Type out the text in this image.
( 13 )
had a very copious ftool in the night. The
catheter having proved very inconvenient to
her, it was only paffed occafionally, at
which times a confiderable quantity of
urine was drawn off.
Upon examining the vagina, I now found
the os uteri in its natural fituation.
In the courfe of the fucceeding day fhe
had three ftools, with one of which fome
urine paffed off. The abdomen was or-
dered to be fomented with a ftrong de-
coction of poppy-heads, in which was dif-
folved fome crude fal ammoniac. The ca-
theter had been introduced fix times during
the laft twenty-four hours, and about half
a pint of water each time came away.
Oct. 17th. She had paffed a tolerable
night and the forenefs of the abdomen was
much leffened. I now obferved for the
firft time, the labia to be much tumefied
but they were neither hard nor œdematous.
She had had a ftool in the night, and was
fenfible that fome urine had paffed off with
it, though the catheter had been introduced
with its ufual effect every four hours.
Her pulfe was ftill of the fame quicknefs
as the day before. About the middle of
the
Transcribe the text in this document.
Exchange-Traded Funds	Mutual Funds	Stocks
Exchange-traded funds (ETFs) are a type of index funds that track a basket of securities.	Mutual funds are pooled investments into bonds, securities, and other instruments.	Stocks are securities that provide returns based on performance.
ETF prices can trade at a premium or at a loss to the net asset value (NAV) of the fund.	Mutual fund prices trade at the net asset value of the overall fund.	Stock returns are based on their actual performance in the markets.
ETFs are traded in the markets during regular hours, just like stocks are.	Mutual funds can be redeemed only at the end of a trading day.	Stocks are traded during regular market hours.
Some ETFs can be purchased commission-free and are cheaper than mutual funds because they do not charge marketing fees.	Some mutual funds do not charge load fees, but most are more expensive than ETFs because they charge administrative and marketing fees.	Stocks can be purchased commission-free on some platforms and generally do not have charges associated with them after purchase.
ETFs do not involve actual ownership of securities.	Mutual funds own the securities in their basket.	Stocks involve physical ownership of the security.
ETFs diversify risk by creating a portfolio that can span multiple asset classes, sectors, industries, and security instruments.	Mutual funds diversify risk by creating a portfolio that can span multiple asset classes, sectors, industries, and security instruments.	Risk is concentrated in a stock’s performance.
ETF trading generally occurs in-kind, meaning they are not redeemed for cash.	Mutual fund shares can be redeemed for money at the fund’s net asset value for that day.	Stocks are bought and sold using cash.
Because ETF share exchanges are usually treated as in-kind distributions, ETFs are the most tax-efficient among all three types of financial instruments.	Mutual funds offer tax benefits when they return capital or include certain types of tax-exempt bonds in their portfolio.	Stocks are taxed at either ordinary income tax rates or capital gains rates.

(EXERCISE TASK)
Isolate each line of the listing above that includes "much". Copy it.

(FINISHED EXERCISE)
much leffened. I now obferved for the
firft time, the labia to be much tumefied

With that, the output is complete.